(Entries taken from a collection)
——

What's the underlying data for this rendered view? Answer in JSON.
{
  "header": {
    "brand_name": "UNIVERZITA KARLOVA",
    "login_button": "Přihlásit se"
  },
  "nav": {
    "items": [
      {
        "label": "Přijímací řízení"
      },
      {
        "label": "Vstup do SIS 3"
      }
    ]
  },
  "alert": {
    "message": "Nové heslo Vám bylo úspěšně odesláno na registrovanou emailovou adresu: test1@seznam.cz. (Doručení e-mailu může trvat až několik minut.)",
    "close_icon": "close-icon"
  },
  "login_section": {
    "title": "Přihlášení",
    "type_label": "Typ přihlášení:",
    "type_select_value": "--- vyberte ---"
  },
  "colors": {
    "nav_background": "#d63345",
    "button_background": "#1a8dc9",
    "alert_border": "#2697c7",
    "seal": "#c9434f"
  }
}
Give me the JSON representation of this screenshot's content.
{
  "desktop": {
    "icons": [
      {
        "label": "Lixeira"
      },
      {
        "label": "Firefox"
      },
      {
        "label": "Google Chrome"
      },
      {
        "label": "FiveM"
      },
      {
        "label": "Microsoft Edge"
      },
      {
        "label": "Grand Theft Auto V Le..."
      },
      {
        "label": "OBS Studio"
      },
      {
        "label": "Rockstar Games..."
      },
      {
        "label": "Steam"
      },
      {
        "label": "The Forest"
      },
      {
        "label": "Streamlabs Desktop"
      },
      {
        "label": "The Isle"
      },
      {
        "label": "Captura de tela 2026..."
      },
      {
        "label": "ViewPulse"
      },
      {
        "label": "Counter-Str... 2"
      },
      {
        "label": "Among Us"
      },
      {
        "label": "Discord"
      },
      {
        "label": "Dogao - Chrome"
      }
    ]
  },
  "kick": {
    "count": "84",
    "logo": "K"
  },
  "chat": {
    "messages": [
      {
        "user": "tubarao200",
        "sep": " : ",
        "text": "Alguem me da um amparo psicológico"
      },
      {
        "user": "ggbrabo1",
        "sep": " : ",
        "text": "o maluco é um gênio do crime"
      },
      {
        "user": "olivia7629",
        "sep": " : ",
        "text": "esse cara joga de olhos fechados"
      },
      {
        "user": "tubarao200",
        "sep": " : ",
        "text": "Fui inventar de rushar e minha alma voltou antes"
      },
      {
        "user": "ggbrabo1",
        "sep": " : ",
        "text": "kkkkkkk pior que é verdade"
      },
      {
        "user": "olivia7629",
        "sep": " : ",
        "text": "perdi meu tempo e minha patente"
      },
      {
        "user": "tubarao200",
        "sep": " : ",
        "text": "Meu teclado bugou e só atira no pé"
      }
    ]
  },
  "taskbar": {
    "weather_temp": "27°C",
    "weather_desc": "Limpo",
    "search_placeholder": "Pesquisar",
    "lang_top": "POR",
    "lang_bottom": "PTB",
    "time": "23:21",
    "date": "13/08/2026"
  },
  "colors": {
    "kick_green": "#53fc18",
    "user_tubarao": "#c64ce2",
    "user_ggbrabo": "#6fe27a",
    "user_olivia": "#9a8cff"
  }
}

——

Go through the listing above and locate each line that holds the word "JSON". Copy those lines.

What's the underlying data for this rendered view? Answer in JSON.
Give me the JSON representation of this screenshot's content.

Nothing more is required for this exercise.